STATED EXERCISE: Rewrite the lines below so that every "screenshot" becomes "screen capture", and leave all other text untouched.

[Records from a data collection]
________________________

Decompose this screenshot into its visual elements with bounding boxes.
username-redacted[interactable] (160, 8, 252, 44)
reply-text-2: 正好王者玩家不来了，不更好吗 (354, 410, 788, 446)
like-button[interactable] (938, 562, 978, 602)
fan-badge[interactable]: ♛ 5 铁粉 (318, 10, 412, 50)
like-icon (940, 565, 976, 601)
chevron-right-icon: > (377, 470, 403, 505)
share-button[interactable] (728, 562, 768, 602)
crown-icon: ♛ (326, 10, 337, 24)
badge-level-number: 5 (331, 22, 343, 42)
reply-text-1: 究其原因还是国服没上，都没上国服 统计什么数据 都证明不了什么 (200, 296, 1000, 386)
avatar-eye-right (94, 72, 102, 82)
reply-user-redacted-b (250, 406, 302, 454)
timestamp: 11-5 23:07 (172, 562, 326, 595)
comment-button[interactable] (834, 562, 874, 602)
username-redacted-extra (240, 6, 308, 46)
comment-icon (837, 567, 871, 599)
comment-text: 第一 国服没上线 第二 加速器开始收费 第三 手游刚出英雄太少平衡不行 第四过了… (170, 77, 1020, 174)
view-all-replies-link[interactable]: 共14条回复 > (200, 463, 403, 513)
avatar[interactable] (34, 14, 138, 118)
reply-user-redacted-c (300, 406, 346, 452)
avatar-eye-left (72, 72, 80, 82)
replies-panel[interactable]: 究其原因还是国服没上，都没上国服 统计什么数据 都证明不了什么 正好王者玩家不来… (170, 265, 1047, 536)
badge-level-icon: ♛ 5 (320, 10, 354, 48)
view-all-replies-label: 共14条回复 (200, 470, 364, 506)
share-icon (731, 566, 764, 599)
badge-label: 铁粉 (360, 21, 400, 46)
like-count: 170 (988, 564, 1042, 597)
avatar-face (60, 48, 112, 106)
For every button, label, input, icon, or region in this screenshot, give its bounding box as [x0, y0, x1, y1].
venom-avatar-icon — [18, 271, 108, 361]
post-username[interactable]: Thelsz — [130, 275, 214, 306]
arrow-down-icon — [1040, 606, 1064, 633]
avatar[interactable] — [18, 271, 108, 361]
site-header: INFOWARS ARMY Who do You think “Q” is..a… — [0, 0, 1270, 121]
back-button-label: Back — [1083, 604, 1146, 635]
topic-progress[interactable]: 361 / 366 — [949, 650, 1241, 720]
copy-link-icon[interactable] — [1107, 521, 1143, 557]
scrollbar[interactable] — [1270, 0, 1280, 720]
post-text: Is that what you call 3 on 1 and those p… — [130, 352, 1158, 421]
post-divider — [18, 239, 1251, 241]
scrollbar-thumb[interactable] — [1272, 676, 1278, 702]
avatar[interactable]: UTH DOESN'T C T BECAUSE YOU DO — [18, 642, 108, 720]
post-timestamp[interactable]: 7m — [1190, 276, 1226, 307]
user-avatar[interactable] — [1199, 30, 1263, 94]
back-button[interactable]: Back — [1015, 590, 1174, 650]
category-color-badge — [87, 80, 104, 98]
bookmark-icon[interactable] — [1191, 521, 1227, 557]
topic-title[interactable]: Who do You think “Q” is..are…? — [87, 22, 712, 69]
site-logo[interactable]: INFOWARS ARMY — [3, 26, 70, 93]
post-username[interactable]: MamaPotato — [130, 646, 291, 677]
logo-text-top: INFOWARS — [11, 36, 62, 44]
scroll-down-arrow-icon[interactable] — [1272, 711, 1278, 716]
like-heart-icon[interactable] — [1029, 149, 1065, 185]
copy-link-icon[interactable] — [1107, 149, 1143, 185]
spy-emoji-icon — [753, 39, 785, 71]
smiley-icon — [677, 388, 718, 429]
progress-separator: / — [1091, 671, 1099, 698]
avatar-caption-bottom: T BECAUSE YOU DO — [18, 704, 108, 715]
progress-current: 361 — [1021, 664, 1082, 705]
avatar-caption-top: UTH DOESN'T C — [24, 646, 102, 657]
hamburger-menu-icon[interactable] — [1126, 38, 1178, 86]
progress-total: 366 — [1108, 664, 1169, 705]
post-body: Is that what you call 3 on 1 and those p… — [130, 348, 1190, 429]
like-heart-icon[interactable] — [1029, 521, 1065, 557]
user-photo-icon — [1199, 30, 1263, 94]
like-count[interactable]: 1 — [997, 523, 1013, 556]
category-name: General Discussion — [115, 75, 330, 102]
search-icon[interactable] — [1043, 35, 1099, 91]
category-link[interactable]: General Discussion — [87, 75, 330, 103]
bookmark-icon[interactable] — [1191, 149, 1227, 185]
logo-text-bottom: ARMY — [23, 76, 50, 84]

________________________

TASK SOLUTION:
Decompose this screen capture into its visual elements with bounding boxes.
username-redacted[interactable] (160, 8, 252, 44)
reply-text-2: 正好王者玩家不来了，不更好吗 (354, 410, 788, 446)
like-button[interactable] (938, 562, 978, 602)
fan-badge[interactable]: ♛ 5 铁粉 (318, 10, 412, 50)
like-icon (940, 565, 976, 601)
chevron-right-icon: > (377, 470, 403, 505)
share-button[interactable] (728, 562, 768, 602)
crown-icon: ♛ (326, 10, 337, 24)
badge-level-number: 5 (331, 22, 343, 42)
reply-text-1: 究其原因还是国服没上，都没上国服 统计什么数据 都证明不了什么 (200, 296, 1000, 386)
avatar-eye-right (94, 72, 102, 82)
reply-user-redacted-b (250, 406, 302, 454)
timestamp: 11-5 23:07 (172, 562, 326, 595)
comment-button[interactable] (834, 562, 874, 602)
username-redacted-extra (240, 6, 308, 46)
comment-icon (837, 567, 871, 599)
comment-text: 第一 国服没上线 第二 加速器开始收费 第三 手游刚出英雄太少平衡不行 第四过了… (170, 77, 1020, 174)
view-all-replies-link[interactable]: 共14条回复 > (200, 463, 403, 513)
avatar[interactable] (34, 14, 138, 118)
reply-user-redacted-c (300, 406, 346, 452)
avatar-eye-left (72, 72, 80, 82)
replies-panel[interactable]: 究其原因还是国服没上，都没上国服 统计什么数据 都证明不了什么 正好王者玩家不来… (170, 265, 1047, 536)
badge-level-icon: ♛ 5 (320, 10, 354, 48)
view-all-replies-label: 共14条回复 (200, 470, 364, 506)
share-icon (731, 566, 764, 599)
badge-label: 铁粉 (360, 21, 400, 46)
like-count: 170 (988, 564, 1042, 597)
avatar-face (60, 48, 112, 106)
For every button, label, input, icon, or region in this screen capture, give its bounding box as [x0, y0, x1, y1].
venom-avatar-icon — [18, 271, 108, 361]
post-username[interactable]: Thelsz — [130, 275, 214, 306]
arrow-down-icon — [1040, 606, 1064, 633]
avatar[interactable] — [18, 271, 108, 361]
site-header: INFOWARS ARMY Who do You think “Q” is..a… — [0, 0, 1270, 121]
back-button-label: Back — [1083, 604, 1146, 635]
topic-progress[interactable]: 361 / 366 — [949, 650, 1241, 720]
copy-link-icon[interactable] — [1107, 521, 1143, 557]
scrollbar[interactable] — [1270, 0, 1280, 720]
post-text: Is that what you call 3 on 1 and those p… — [130, 352, 1158, 421]
post-divider — [18, 239, 1251, 241]
scrollbar-thumb[interactable] — [1272, 676, 1278, 702]
avatar[interactable]: UTH DOESN'T C T BECAUSE YOU DO — [18, 642, 108, 720]
post-timestamp[interactable]: 7m — [1190, 276, 1226, 307]
user-avatar[interactable] — [1199, 30, 1263, 94]
back-button[interactable]: Back — [1015, 590, 1174, 650]
category-color-badge — [87, 80, 104, 98]
bookmark-icon[interactable] — [1191, 521, 1227, 557]
topic-title[interactable]: Who do You think “Q” is..are…? — [87, 22, 712, 69]
site-logo[interactable]: INFOWARS ARMY — [3, 26, 70, 93]
post-username[interactable]: MamaPotato — [130, 646, 291, 677]
logo-text-top: INFOWARS — [11, 36, 62, 44]
scroll-down-arrow-icon[interactable] — [1272, 711, 1278, 716]
like-heart-icon[interactable] — [1029, 149, 1065, 185]
copy-link-icon[interactable] — [1107, 149, 1143, 185]
spy-emoji-icon — [753, 39, 785, 71]
smiley-icon — [677, 388, 718, 429]
progress-separator: / — [1091, 671, 1099, 698]
avatar-caption-bottom: T BECAUSE YOU DO — [18, 704, 108, 715]
progress-current: 361 — [1021, 664, 1082, 705]
avatar-caption-top: UTH DOESN'T C — [24, 646, 102, 657]
hamburger-menu-icon[interactable] — [1126, 38, 1178, 86]
progress-total: 366 — [1108, 664, 1169, 705]
post-body: Is that what you call 3 on 1 and those p… — [130, 348, 1190, 429]
like-heart-icon[interactable] — [1029, 521, 1065, 557]
user-photo-icon — [1199, 30, 1263, 94]
like-count[interactable]: 1 — [997, 523, 1013, 556]
category-name: General Discussion — [115, 75, 330, 102]
search-icon[interactable] — [1043, 35, 1099, 91]
category-link[interactable]: General Discussion — [87, 75, 330, 103]
bookmark-icon[interactable] — [1191, 149, 1227, 185]
logo-text-bottom: ARMY — [23, 76, 50, 84]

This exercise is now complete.